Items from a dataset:
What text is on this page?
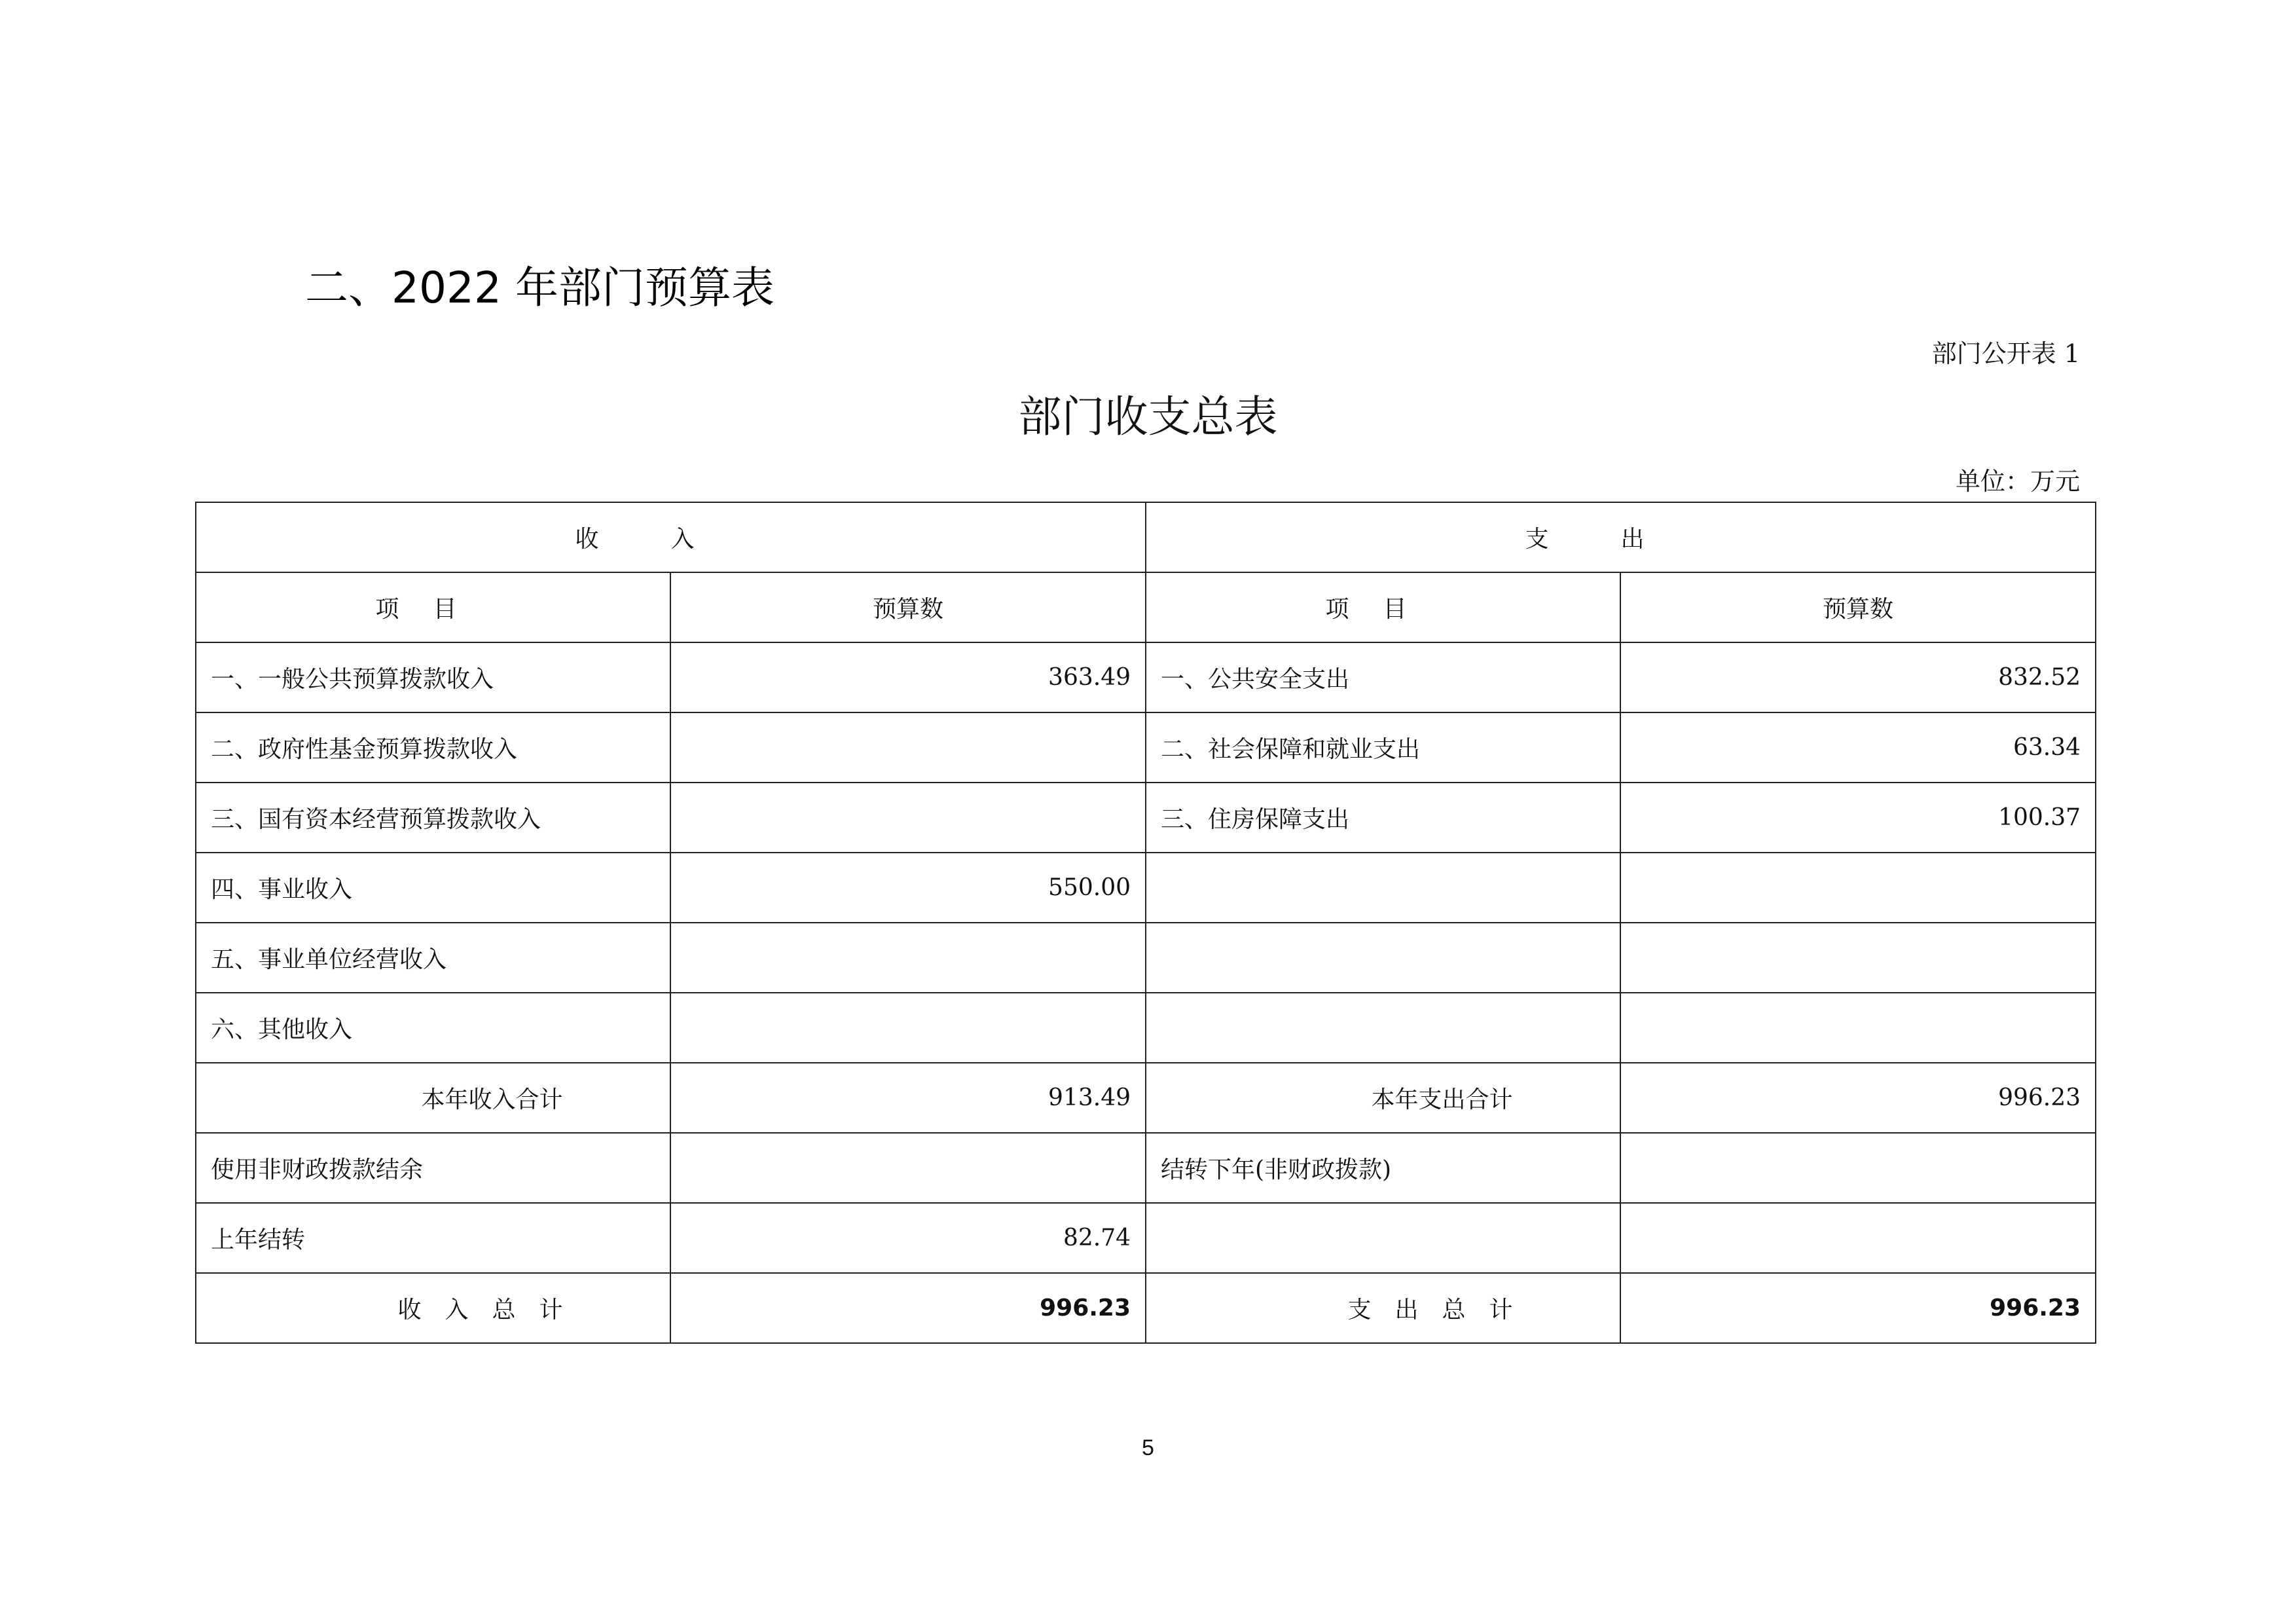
二、2022 年部门预算表
部门公开表 1
部门收支总表
单位：万元
收入		支出	
项目	预算数	项目	预算数
一、一般公共预算拨款收入	363.49	一、公共安全支出	832.52
二、政府性基金预算拨款收入		二、社会保障和就业支出	63.34
三、国有资本经营预算拨款收入		三、住房保障支出	100.37
四、事业收入	550.00		
五、事业单位经营收入			
六、其他收入			
本年收入合计	913.49	本年支出合计	996.23
使用非财政拨款结余		结转下年(非财政拨款)	
上年结转	82.74		
收入总计	996.23	支出总计	996.23
5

| Written task |
Without the pictures, retype the whole of the material above exactly.

| Solution for this exercise |
What text is on this page?
二、2022 年部门预算表
部门公开表 1
部门收支总表
单位：万元
收入		支出	
项目	预算数	项目	预算数
一、一般公共预算拨款收入	363.49	一、公共安全支出	832.52
二、政府性基金预算拨款收入		二、社会保障和就业支出	63.34
三、国有资本经营预算拨款收入		三、住房保障支出	100.37
四、事业收入	550.00		
五、事业单位经营收入			
六、其他收入			
本年收入合计	913.49	本年支出合计	996.23
使用非财政拨款结余		结转下年(非财政拨款)	
上年结转	82.74		
收入总计	996.23	支出总计	996.23
5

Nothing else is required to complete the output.